Extract every line that contains the word "with".
===== MATERIAL SHOWN =====
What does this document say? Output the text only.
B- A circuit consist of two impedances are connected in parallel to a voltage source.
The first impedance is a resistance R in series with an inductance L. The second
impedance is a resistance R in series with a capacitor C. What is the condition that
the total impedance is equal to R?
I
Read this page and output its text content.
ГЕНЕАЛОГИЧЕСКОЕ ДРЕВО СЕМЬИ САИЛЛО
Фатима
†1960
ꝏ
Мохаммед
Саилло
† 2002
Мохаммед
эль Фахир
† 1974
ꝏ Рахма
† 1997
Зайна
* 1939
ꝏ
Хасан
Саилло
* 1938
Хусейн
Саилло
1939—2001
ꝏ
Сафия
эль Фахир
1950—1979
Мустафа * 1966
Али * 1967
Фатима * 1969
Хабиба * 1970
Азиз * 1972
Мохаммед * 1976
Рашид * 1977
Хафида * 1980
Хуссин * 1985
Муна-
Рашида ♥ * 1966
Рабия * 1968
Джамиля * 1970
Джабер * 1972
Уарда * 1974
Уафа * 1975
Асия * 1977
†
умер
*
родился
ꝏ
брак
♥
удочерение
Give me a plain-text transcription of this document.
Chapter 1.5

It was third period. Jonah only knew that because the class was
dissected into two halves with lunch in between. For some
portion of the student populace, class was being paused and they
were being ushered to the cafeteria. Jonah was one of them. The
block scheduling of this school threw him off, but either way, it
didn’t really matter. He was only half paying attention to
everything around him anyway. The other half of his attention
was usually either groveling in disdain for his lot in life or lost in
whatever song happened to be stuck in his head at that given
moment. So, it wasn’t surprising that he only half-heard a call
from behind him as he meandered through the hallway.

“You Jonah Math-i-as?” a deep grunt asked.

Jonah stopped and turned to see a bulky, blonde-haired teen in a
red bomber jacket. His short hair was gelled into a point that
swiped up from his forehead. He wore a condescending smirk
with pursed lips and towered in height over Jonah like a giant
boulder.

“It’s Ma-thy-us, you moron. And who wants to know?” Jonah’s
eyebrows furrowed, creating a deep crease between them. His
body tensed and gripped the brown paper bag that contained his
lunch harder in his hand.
=====
## ANSWER FOR THIS EXERCISE
The first impedance is a resistance R in series with an inductance L. The second
impedance is a resistance R in series with a capacitor C. What is the condition that
dissected into two halves with lunch in between. For some
with pursed lips and towered in height over Jonah like a giant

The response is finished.